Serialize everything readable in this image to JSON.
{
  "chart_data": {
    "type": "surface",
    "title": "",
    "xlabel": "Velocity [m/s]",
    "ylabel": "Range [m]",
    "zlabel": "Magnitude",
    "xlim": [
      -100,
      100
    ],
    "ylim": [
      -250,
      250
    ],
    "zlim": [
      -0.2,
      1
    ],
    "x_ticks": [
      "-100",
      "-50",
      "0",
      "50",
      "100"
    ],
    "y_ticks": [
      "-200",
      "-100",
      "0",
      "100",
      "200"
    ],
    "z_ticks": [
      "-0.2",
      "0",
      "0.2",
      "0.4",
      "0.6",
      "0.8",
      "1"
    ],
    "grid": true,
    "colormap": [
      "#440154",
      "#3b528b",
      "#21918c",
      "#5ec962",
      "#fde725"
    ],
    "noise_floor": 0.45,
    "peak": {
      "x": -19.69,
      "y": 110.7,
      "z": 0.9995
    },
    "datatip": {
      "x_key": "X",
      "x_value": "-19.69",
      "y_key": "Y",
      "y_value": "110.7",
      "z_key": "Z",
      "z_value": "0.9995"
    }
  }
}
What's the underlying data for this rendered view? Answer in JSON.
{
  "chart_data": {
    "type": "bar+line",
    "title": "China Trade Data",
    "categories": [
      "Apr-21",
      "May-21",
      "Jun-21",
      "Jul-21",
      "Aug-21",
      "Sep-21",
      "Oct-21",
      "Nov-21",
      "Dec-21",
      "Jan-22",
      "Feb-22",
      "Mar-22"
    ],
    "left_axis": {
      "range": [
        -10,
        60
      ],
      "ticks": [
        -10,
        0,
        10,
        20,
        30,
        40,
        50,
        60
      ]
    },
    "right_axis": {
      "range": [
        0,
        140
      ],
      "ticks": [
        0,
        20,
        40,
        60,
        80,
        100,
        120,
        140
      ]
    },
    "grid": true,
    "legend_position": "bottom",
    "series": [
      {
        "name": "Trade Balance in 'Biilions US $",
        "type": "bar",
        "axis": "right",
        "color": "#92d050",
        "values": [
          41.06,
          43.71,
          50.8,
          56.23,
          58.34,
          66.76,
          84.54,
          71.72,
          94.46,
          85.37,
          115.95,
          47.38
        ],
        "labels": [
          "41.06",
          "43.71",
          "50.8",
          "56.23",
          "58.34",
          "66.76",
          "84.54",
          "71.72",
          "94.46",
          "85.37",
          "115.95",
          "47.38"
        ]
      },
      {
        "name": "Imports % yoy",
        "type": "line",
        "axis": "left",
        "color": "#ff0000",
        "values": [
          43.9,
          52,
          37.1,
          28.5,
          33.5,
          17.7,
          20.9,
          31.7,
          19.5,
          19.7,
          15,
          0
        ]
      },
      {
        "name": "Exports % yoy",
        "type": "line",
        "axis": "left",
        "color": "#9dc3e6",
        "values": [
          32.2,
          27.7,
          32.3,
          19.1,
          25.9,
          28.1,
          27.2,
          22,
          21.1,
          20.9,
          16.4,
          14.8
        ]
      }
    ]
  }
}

···

→ **EXERCISE INSTRUCTIONS**
Check all the records above and select each line where the string "name" is found.

→ **FINISHED TASK**
        "name": "Trade Balance in 'Biilions US $",
        "name": "Imports % yoy",
        "name": "Exports % yoy",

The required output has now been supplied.